Directions for this task:
Lift every line from the entries that includes the word "gravity".

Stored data
■ ■ ■ ■ ■

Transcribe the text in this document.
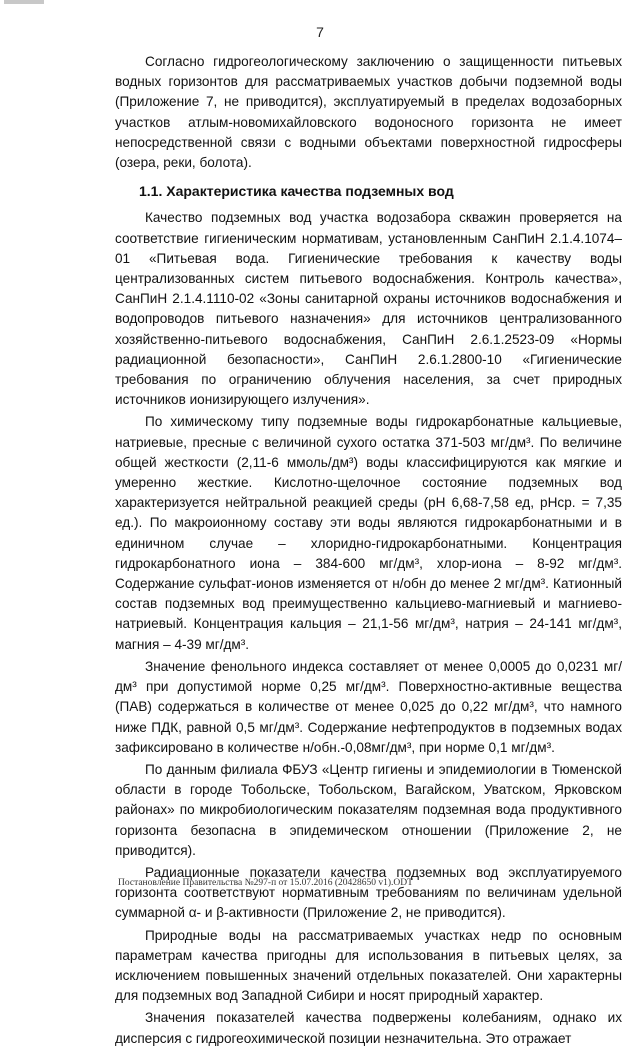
7

Согласно гидрогеологическому заключению о защищенности питьевых водных горизонтов для рассматриваемых участков добычи подземной воды (Приложение 7, не приводится), эксплуатируемый в пределах водозаборных участков атлым-новомихайловского водоносного горизонта не имеет непосредственной связи с водными объектами поверхностной гидросферы (озера, реки, болота).

1.1. Характеристика качества подземных вод

Качество подземных вод участка водозабора скважин проверяется на соответствие гигиеническим нормативам, установленным СанПиН 2.1.4.1074–01 «Питьевая вода. Гигиенические требования к качеству воды централизованных систем питьевого водоснабжения. Контроль качества», СанПиН 2.1.4.1110-02 «Зоны санитарной охраны источников водоснабжения и водопроводов питьевого назначения» для источников централизованного хозяйственно-питьевого водоснабжения, СанПиН 2.6.1.2523-09 «Нормы радиационной безопасности», СанПиН 2.6.1.2800-10 «Гигиенические требования по ограничению облучения населения, за счет природных источников ионизирующего излучения».

По химическому типу подземные воды гидрокарбонатные кальциевые, натриевые, пресные с величиной сухого остатка 371-503 мг/дм³. По величине общей жесткости (2,11-6 ммоль/дм³) воды классифицируются как мягкие и умеренно жесткие. Кислотно-щелочное состояние подземных вод характеризуется нейтральной реакцией среды (рН 6,68-7,58 ед, рНср. = 7,35 ед.). По макроионному составу эти воды являются гидрокарбонатными и в единичном случае – хлоридно-гидрокарбонатными. Концентрация гидрокарбонатного иона – 384-600 мг/дм³, хлор-иона – 8-92 мг/дм³. Содержание сульфат-ионов изменяется от н/обн до менее 2 мг/дм³. Катионный состав подземных вод преимущественно кальциево-магниевый и магниево-натриевый. Концентрация кальция – 21,1-56 мг/дм³, натрия – 24-141 мг/дм³, магния – 4-39 мг/дм³.

Значение фенольного индекса составляет от менее 0,0005 до 0,0231 мг/дм³ при допустимой норме 0,25 мг/дм³. Поверхностно-активные вещества (ПАВ) содержаться в количестве от менее 0,025 до 0,22 мг/дм³, что намного ниже ПДК, равной 0,5 мг/дм³. Содержание нефтепродуктов в подземных водах зафиксировано в количестве н/обн.-0,08мг/дм³, при норме 0,1 мг/дм³.

По данным филиала ФБУЗ «Центр гигиены и эпидемиологии в Тюменской области в городе Тобольске, Тобольском, Вагайском, Уватском, Ярковском районах» по микробиологическим показателям подземная вода продуктивного горизонта безопасна в эпидемическом отношении (Приложение 2, не приводится).

Радиационные показатели качества подземных вод эксплуатируемого горизонта соответствуют нормативным требованиям по величинам удельной суммарной α- и β-активности (Приложение 2, не приводится).

Природные воды на рассматриваемых участках недр по основным параметрам качества пригодны для использования в питьевых целях, за исключением повышенных значений отдельных показателей. Они характерны для подземных вод Западной Сибири и носят природный характер.

Значения показателей качества подвержены колебаниям, однако их дисперсия с гидрогеохимической позиции незначительна. Это отражает

Постановление Правительства №297-п от 15.07.2016 (20428650 v1).ODT
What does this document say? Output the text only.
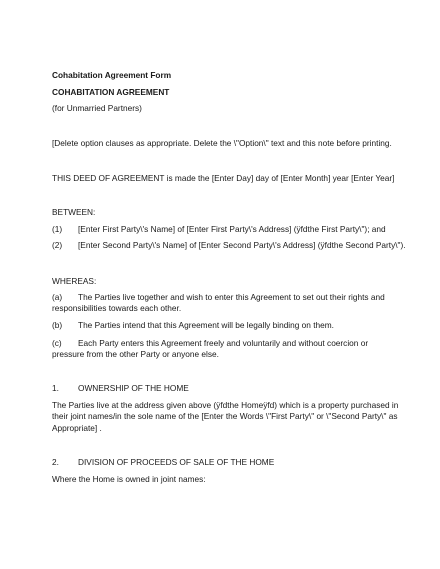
Cohabitation Agreement Form
COHABITATION AGREEMENT
(for Unmarried Partners)
[Delete option clauses as appropriate. Delete the \"Option\" text and this note before printing.
THIS DEED OF AGREEMENT is made the [Enter Day] day of [Enter Month] year [Enter Year]
BETWEEN:
(1) [Enter First Party\'s Name] of [Enter First Party\'s Address] (ÿfdthe First Party\"); and
(2) [Enter Second Party\'s Name] of [Enter Second Party\'s Address] (ÿfdthe Second Party\").
WHEREAS:
(a) The Parties live together and wish to enter this Agreement to set out their rights and
responsibilities towards each other.
(b) The Parties intend that this Agreement will be legally binding on them.
(c) Each Party enters this Agreement freely and voluntarily and without coercion or
pressure from the other Party or anyone else.
1. OWNERSHIP OF THE HOME
The Parties live at the address given above (ÿfdthe Homeÿfd) which is a property purchased in
their joint names/in the sole name of the [Enter the Words \"First Party\" or \"Second Party\" as
Appropriate] .
2. DIVISION OF PROCEEDS OF SALE OF THE HOME
Where the Home is owned in joint names:
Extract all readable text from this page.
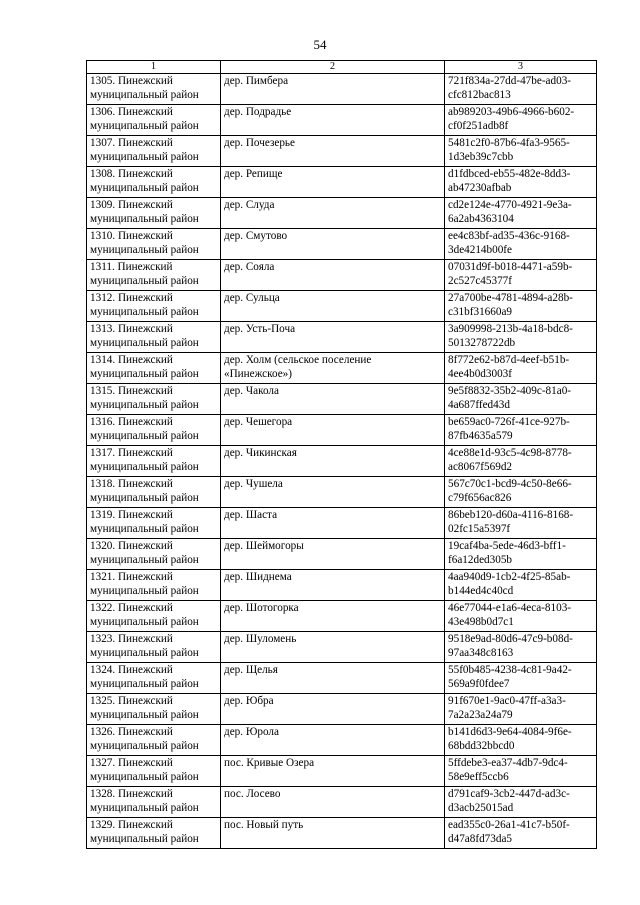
54
1	2	3

1305. Пинежский
муниципальный район	дер. Пимбера	721f834a-27dd-47be-ad03-
cfc812bac813

1306. Пинежский
муниципальный район	дер. Подрадье	ab989203-49b6-4966-b602-
cf0f251adb8f

1307. Пинежский
муниципальный район	дер. Почезерье	5481c2f0-87b6-4fa3-9565-
1d3eb39c7cbb

1308. Пинежский
муниципальный район	дер. Репище	d1fdbced-eb55-482e-8dd3-
ab47230afbab

1309. Пинежский
муниципальный район	дер. Слуда	cd2e124e-4770-4921-9e3a-
6a2ab4363104

1310. Пинежский
муниципальный район	дер. Смутово	ee4c83bf-ad35-436c-9168-
3de4214b00fe

1311. Пинежский
муниципальный район	дер. Сояла	07031d9f-b018-4471-a59b-
2c527c45377f

1312. Пинежский
муниципальный район	дер. Сульца	27a700be-4781-4894-a28b-
c31bf31660a9

1313. Пинежский
муниципальный район	дер. Усть-Поча	3a909998-213b-4a18-bdc8-
5013278722db

1314. Пинежский
муниципальный район	дер. Холм (сельское поселение
«Пинежское»)	8f772e62-b87d-4eef-b51b-
4ee4b0d3003f

1315. Пинежский
муниципальный район	дер. Чакола	9e5f8832-35b2-409c-81a0-
4a687ffed43d

1316. Пинежский
муниципальный район	дер. Чешегора	be659ac0-726f-41ce-927b-
87fb4635a579

1317. Пинежский
муниципальный район	дер. Чикинская	4ce88e1d-93c5-4c98-8778-
ac8067f569d2

1318. Пинежский
муниципальный район	дер. Чушела	567c70c1-bcd9-4c50-8e66-
c79f656ac826

1319. Пинежский
муниципальный район	дер. Шаста	86beb120-d60a-4116-8168-
02fc15a5397f

1320. Пинежский
муниципальный район	дер. Шеймогоры	19caf4ba-5ede-46d3-bff1-
f6a12ded305b

1321. Пинежский
муниципальный район	дер. Шиднема	4aa940d9-1cb2-4f25-85ab-
b144ed4c40cd

1322. Пинежский
муниципальный район	дер. Шотогорка	46e77044-e1a6-4eca-8103-
43e498b0d7c1

1323. Пинежский
муниципальный район	дер. Шуломень	9518e9ad-80d6-47c9-b08d-
97aa348c8163

1324. Пинежский
муниципальный район	дер. Щелья	55f0b485-4238-4c81-9a42-
569a9f0fdee7

1325. Пинежский
муниципальный район	дер. Юбра	91f670e1-9ac0-47ff-a3a3-
7a2a23a24a79

1326. Пинежский
муниципальный район	дер. Юрола	b141d6d3-9e64-4084-9f6e-
68bdd32bbcd0

1327. Пинежский
муниципальный район	пос. Кривые Озера	5ffdebe3-ea37-4db7-9dc4-
58e9eff5ccb6

1328. Пинежский
муниципальный район	пос. Лосево	d791caf9-3cb2-447d-ad3c-
d3acb25015ad

1329. Пинежский
муниципальный район	пос. Новый путь	ead355c0-26a1-41c7-b50f-
d47a8fd73da5
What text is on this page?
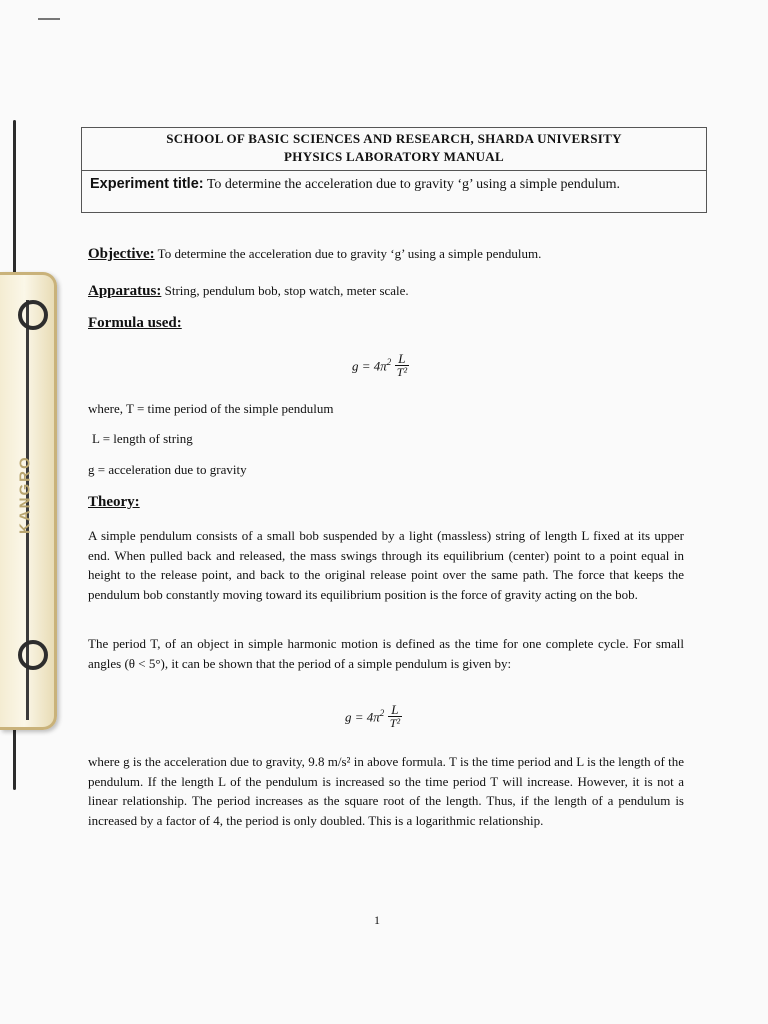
KANGRO
SCHOOL OF BASIC SCIENCES AND RESEARCH, SHARDA UNIVERSITY
PHYSICS LABORATORY MANUAL
Experiment title: To determine the acceleration due to gravity ‘g’ using a simple pendulum.
Objective: To determine the acceleration due to gravity ‘g’ using a simple pendulum.
Apparatus: String, pendulum bob, stop watch, meter scale.
Formula used:
$g = 4\pi^2 \frac{L}{\text{T²}}$
where, T = time period of the simple pendulum
L = length of string
g = acceleration due to gravity
Theory:
A simple pendulum consists of a small bob suspended by a light (massless) string of length L fixed at its upper end. When pulled back and released, the mass swings through its equilibrium (center) point to a point equal in height to the release point, and back to the original release point over the same path. The force that keeps the pendulum bob constantly moving toward its equilibrium position is the force of gravity acting on the bob.
The period T, of an object in simple harmonic motion is defined as the time for one complete cycle. For small angles (θ < 5°), it can be shown that the period of a simple pendulum is given by:
$g = 4\pi^2 \frac{L}{\text{T²}}$
where g is the acceleration due to gravity, 9.8 m/s² in above formula. T is the time period and L is the length of the pendulum. If the length L of the pendulum is increased so the time period T will increase. However, it is not a linear relationship. The period increases as the square root of the length. Thus, if the length of a pendulum is increased by a factor of 4, the period is only doubled. This is a logarithmic relationship.
1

■ ■ ■ ■ ■

Exercise result:
Experiment title: To determine the acceleration due to gravity ‘g’ using a simple pendulum.
Objective: To determine the acceleration due to gravity ‘g’ using a simple pendulum.
g = acceleration due to gravity
A simple pendulum consists of a small bob suspended by a light (massless) string of length L fixed at its upper end. When pulled back and released, the mass swings through its equilibrium (center) point to a point equal in height to the release point, and back to the original release point over the same path. The force that keeps the pendulum bob constantly moving toward its equilibrium position is the force of gravity acting on the bob.
where g is the acceleration due to gravity, 9.8 m/s² in above formula. T is the time period and L is the length of the pendulum. If the length L of the pendulum is increased so the time period T will increase. However, it is not a linear relationship. The period increases as the square root of the length. Thus, if the length of a pendulum is increased by a factor of 4, the period is only doubled. This is a logarithmic relationship.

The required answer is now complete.